Given request: Pick out each row below that contains the word "Alvier", and copy every such row in full.

Data to process:
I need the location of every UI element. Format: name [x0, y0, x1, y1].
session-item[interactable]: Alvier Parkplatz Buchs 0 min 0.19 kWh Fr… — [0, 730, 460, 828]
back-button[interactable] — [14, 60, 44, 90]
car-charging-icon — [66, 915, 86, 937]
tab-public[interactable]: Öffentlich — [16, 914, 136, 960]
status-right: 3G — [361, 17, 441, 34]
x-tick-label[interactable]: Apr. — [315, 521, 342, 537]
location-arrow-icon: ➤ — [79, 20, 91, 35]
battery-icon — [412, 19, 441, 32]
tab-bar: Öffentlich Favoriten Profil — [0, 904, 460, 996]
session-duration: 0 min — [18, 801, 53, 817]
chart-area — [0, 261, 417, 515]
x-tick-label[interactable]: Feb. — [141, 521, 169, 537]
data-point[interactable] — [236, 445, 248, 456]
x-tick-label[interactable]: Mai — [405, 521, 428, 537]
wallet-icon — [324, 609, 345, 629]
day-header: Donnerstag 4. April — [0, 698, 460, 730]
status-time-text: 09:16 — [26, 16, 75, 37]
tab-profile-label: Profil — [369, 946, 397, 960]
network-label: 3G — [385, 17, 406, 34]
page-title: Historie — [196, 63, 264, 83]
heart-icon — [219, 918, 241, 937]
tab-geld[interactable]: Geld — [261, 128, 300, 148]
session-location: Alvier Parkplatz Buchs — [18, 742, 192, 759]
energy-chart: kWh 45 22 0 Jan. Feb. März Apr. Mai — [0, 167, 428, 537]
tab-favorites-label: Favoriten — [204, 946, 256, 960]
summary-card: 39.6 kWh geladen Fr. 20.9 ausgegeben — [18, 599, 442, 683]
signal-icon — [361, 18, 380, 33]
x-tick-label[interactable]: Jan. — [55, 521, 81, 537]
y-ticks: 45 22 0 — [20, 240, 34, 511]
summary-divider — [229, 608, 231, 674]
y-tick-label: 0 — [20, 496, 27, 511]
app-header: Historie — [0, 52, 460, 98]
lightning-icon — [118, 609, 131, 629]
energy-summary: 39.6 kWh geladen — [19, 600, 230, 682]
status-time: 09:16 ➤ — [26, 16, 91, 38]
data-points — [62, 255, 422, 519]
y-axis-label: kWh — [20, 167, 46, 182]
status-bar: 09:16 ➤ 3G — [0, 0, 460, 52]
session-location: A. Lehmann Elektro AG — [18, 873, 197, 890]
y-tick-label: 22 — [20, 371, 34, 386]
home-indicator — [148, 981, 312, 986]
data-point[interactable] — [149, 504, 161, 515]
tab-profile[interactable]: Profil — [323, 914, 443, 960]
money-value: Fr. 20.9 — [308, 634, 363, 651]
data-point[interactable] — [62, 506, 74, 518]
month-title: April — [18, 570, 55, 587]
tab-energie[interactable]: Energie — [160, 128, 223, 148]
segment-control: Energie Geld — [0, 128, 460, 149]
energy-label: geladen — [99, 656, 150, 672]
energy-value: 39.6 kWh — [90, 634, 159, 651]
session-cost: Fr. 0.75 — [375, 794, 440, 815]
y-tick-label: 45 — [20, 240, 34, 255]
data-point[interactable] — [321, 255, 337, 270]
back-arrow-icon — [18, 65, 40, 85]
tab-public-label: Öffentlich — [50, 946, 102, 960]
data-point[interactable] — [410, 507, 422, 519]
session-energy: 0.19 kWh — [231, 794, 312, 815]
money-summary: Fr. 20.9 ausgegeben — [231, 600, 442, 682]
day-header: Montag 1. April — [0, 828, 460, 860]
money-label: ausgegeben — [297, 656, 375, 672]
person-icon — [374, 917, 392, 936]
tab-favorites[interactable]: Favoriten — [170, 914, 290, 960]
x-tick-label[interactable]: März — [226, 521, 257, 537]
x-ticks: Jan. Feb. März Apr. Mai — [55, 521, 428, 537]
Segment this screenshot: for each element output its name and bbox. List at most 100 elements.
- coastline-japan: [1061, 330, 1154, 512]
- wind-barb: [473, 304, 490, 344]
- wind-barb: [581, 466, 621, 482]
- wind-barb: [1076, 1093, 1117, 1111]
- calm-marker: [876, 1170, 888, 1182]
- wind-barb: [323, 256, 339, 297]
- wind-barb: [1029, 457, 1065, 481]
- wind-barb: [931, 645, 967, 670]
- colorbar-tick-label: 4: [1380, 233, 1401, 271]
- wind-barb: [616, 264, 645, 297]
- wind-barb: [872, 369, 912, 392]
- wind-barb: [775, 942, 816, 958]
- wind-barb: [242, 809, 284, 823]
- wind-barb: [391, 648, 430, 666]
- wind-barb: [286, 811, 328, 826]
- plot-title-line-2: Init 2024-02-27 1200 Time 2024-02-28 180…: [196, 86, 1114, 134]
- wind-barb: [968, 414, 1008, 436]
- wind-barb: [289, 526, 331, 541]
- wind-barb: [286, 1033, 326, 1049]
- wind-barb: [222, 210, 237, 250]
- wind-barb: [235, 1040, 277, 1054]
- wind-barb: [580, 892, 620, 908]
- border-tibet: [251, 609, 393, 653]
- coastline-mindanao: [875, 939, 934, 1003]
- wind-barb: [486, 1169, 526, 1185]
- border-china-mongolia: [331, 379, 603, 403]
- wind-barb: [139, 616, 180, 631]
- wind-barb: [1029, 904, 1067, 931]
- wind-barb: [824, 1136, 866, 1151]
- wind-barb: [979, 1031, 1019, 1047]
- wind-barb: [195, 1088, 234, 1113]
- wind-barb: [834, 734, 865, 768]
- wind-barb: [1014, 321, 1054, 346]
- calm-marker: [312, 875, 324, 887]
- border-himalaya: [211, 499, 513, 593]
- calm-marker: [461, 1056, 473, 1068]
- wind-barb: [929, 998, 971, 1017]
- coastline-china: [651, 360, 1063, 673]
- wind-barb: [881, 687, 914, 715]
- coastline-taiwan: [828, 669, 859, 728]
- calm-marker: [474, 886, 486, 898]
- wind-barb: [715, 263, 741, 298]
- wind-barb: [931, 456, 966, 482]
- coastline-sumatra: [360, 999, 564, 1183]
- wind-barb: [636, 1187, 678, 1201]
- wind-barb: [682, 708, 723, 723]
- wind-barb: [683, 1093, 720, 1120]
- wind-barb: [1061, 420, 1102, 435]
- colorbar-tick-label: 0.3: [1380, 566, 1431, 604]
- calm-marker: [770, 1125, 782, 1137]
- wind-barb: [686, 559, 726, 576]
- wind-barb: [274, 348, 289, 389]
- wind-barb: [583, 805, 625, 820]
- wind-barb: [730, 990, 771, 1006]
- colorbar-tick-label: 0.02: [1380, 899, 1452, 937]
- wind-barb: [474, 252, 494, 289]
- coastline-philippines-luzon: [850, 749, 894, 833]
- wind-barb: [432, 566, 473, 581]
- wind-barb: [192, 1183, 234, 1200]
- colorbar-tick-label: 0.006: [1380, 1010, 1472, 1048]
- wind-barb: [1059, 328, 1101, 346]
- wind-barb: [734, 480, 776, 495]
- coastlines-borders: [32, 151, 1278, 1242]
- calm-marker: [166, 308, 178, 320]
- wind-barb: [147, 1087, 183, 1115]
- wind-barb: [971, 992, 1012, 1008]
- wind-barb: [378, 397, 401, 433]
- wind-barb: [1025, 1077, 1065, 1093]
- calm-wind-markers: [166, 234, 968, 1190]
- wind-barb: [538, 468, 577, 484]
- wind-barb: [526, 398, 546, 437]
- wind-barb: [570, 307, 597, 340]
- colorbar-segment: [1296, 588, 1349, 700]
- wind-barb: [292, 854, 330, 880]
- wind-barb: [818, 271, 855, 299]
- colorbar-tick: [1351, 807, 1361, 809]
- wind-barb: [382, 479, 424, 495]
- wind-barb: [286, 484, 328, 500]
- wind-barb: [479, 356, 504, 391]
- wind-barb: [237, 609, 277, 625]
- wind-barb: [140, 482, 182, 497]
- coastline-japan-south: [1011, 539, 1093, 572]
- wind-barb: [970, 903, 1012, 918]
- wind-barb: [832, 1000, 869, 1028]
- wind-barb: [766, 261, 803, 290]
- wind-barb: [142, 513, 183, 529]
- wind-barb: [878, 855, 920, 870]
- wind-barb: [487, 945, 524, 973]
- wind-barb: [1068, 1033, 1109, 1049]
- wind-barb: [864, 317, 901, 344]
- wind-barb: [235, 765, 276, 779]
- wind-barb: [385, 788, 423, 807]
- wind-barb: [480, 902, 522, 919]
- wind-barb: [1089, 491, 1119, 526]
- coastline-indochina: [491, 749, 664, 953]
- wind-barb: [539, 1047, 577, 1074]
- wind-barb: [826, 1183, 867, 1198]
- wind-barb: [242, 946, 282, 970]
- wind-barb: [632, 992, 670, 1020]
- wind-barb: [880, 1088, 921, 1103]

Result below:
session-item[interactable]: Alvier Parkplatz Buchs 0 min 0.19 kWh Fr… — [0, 730, 460, 828]
session-location: Alvier Parkplatz Buchs — [18, 742, 192, 759]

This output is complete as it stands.